#### Task goal
Set the following entries down again exactly, line by line.

[Figure collection entries]
^^^^^^^^^^^^^^^^

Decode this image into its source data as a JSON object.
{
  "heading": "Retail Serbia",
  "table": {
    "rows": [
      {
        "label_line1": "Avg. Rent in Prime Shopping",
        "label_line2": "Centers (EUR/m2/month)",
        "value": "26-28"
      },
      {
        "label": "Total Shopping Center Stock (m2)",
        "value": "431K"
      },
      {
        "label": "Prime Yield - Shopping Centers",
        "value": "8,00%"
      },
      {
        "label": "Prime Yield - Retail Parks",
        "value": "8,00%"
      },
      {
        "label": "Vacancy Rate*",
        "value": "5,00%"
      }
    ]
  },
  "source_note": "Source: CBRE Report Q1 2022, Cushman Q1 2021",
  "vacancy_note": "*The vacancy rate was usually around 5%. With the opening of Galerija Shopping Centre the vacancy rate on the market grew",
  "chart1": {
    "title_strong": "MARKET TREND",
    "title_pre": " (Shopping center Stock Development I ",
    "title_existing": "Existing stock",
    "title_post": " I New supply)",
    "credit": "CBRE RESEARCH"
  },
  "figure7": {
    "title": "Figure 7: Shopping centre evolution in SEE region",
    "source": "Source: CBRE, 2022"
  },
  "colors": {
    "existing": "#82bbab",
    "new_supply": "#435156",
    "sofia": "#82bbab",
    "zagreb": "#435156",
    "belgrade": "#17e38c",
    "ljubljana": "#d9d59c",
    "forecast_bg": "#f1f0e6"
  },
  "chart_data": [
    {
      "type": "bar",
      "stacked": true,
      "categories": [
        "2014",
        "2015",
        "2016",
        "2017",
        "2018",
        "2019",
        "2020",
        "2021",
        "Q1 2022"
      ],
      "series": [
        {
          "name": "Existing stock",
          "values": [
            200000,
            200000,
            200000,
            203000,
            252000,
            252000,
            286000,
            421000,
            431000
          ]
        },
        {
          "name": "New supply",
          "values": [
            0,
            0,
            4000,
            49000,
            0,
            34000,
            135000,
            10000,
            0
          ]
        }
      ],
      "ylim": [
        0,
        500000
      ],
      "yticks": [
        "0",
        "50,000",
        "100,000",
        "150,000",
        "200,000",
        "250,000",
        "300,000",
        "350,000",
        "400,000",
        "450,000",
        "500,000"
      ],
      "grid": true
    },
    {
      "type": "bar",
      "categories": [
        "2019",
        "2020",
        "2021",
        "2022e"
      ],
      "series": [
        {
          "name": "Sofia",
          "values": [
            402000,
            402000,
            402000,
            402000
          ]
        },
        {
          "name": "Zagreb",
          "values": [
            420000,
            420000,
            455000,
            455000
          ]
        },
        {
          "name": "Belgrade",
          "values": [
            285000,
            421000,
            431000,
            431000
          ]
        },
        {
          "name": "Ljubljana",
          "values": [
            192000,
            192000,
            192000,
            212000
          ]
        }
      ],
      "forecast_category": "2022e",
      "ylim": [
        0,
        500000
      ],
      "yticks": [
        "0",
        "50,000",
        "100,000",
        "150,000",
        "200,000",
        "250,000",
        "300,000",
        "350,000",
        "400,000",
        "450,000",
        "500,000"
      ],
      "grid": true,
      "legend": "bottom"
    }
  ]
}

^^^^^^^^^^^^^^^^

#### Written answer
Decode this image into its source data as a JSON object.
{
  "heading": "Retail Serbia",
  "table": {
    "rows": [
      {
        "label_line1": "Avg. Rent in Prime Shopping",
        "label_line2": "Centers (EUR/m2/month)",
        "value": "26-28"
      },
      {
        "label": "Total Shopping Center Stock (m2)",
        "value": "431K"
      },
      {
        "label": "Prime Yield - Shopping Centers",
        "value": "8,00%"
      },
      {
        "label": "Prime Yield - Retail Parks",
        "value": "8,00%"
      },
      {
        "label": "Vacancy Rate*",
        "value": "5,00%"
      }
    ]
  },
  "source_note": "Source: CBRE Report Q1 2022, Cushman Q1 2021",
  "vacancy_note": "*The vacancy rate was usually around 5%. With the opening of Galerija Shopping Centre the vacancy rate on the market grew",
  "chart1": {
    "title_strong": "MARKET TREND",
    "title_pre": " (Shopping center Stock Development I ",
    "title_existing": "Existing stock",
    "title_post": " I New supply)",
    "credit": "CBRE RESEARCH"
  },
  "figure7": {
    "title": "Figure 7: Shopping centre evolution in SEE region",
    "source": "Source: CBRE, 2022"
  },
  "colors": {
    "existing": "#82bbab",
    "new_supply": "#435156",
    "sofia": "#82bbab",
    "zagreb": "#435156",
    "belgrade": "#17e38c",
    "ljubljana": "#d9d59c",
    "forecast_bg": "#f1f0e6"
  },
  "chart_data": [
    {
      "type": "bar",
      "stacked": true,
      "categories": [
        "2014",
        "2015",
        "2016",
        "2017",
        "2018",
        "2019",
        "2020",
        "2021",
        "Q1 2022"
      ],
      "series": [
        {
          "name": "Existing stock",
          "values": [
            200000,
            200000,
            200000,
            203000,
            252000,
            252000,
            286000,
            421000,
            431000
          ]
        },
        {
          "name": "New supply",
          "values": [
            0,
            0,
            4000,
            49000,
            0,
            34000,
            135000,
            10000,
            0
          ]
        }
      ],
      "ylim": [
        0,
        500000
      ],
      "yticks": [
        "0",
        "50,000",
        "100,000",
        "150,000",
        "200,000",
        "250,000",
        "300,000",
        "350,000",
        "400,000",
        "450,000",
        "500,000"
      ],
      "grid": true
    },
    {
      "type": "bar",
      "categories": [
        "2019",
        "2020",
        "2021",
        "2022e"
      ],
      "series": [
        {
          "name": "Sofia",
          "values": [
            402000,
            402000,
            402000,
            402000
          ]
        },
        {
          "name": "Zagreb",
          "values": [
            420000,
            420000,
            455000,
            455000
          ]
        },
        {
          "name": "Belgrade",
          "values": [
            285000,
            421000,
            431000,
            431000
          ]
        },
        {
          "name": "Ljubljana",
          "values": [
            192000,
            192000,
            192000,
            212000
          ]
        }
      ],
      "forecast_category": "2022e",
      "ylim": [
        0,
        500000
      ],
      "yticks": [
        "0",
        "50,000",
        "100,000",
        "150,000",
        "200,000",
        "250,000",
        "300,000",
        "350,000",
        "400,000",
        "450,000",
        "500,000"
      ],
      "grid": true,
      "legend": "bottom"
    }
  ]
}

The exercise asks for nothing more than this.